Print all of the entries exactly, minus the pictures.

>> begin Records shown

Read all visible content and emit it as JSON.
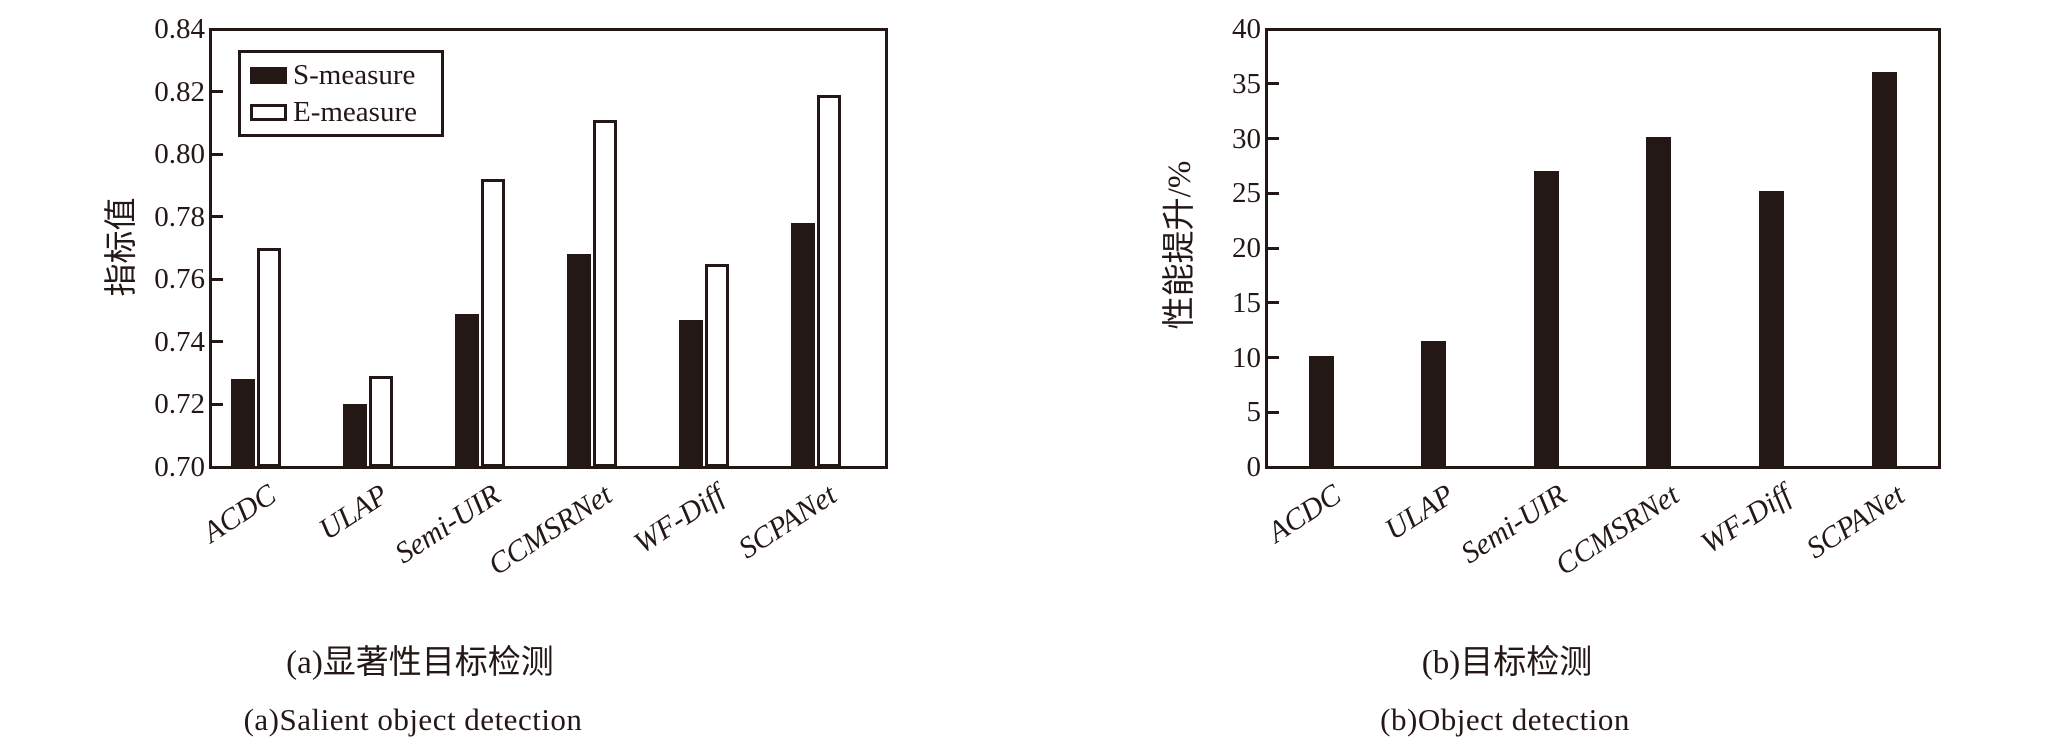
{
  "figure": {
    "background": "#ffffff",
    "ink": "#231815"
  },
  "captions": {
    "a_cn": "(a)显著性目标检测",
    "a_en": "(a)Salient object detection",
    "b_cn": "(b)目标检测",
    "b_en": "(b)Object detection"
  },
  "chart_data": [
    {
      "id": "a",
      "type": "bar",
      "title_cn": "(a)显著性目标检测",
      "title_en": "(a)Salient object detection",
      "categories": [
        "ACDC",
        "ULAP",
        "Semi-UIR",
        "CCMSRNet",
        "WF-Diff",
        "SCPANet"
      ],
      "series": [
        {
          "name": "S-measure",
          "fill": "#231815",
          "values": [
            0.728,
            0.72,
            0.749,
            0.768,
            0.747,
            0.778
          ]
        },
        {
          "name": "E-measure",
          "fill": "#ffffff",
          "values": [
            0.77,
            0.729,
            0.792,
            0.811,
            0.765,
            0.819
          ]
        }
      ],
      "xlabel": "",
      "ylabel": "指标值",
      "ylim": [
        0.7,
        0.84
      ],
      "yticks": [
        0.7,
        0.72,
        0.74,
        0.76,
        0.78,
        0.8,
        0.82,
        0.84
      ],
      "ytick_decimals": 2,
      "legend_position": "upper left",
      "grid": false
    },
    {
      "id": "b",
      "type": "bar",
      "title_cn": "(b)目标检测",
      "title_en": "(b)Object detection",
      "categories": [
        "ACDC",
        "ULAP",
        "Semi-UIR",
        "CCMSRNet",
        "WF-Diff",
        "SCPANet"
      ],
      "series": [
        {
          "name": "性能提升",
          "fill": "#231815",
          "values": [
            10.1,
            11.5,
            27.0,
            30.1,
            25.2,
            36.1
          ]
        }
      ],
      "xlabel": "",
      "ylabel": "性能提升/%",
      "ylim": [
        0,
        40
      ],
      "yticks": [
        0,
        5,
        10,
        15,
        20,
        25,
        30,
        35,
        40
      ],
      "ytick_decimals": 0,
      "legend_position": "none",
      "grid": false
    }
  ]
}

>> end Records shown

Answer –
Read all visible content and emit it as JSON.
{
  "figure": {
    "background": "#ffffff",
    "ink": "#231815"
  },
  "captions": {
    "a_cn": "(a)显著性目标检测",
    "a_en": "(a)Salient object detection",
    "b_cn": "(b)目标检测",
    "b_en": "(b)Object detection"
  },
  "chart_data": [
    {
      "id": "a",
      "type": "bar",
      "title_cn": "(a)显著性目标检测",
      "title_en": "(a)Salient object detection",
      "categories": [
        "ACDC",
        "ULAP",
        "Semi-UIR",
        "CCMSRNet",
        "WF-Diff",
        "SCPANet"
      ],
      "series": [
        {
          "name": "S-measure",
          "fill": "#231815",
          "values": [
            0.728,
            0.72,
            0.749,
            0.768,
            0.747,
            0.778
          ]
        },
        {
          "name": "E-measure",
          "fill": "#ffffff",
          "values": [
            0.77,
            0.729,
            0.792,
            0.811,
            0.765,
            0.819
          ]
        }
      ],
      "xlabel": "",
      "ylabel": "指标值",
      "ylim": [
        0.7,
        0.84
      ],
      "yticks": [
        0.7,
        0.72,
        0.74,
        0.76,
        0.78,
        0.8,
        0.82,
        0.84
      ],
      "ytick_decimals": 2,
      "legend_position": "upper left",
      "grid": false
    },
    {
      "id": "b",
      "type": "bar",
      "title_cn": "(b)目标检测",
      "title_en": "(b)Object detection",
      "categories": [
        "ACDC",
        "ULAP",
        "Semi-UIR",
        "CCMSRNet",
        "WF-Diff",
        "SCPANet"
      ],
      "series": [
        {
          "name": "性能提升",
          "fill": "#231815",
          "values": [
            10.1,
            11.5,
            27.0,
            30.1,
            25.2,
            36.1
          ]
        }
      ],
      "xlabel": "",
      "ylabel": "性能提升/%",
      "ylim": [
        0,
        40
      ],
      "yticks": [
        0,
        5,
        10,
        15,
        20,
        25,
        30,
        35,
        40
      ],
      "ytick_decimals": 0,
      "legend_position": "none",
      "grid": false
    }
  ]
}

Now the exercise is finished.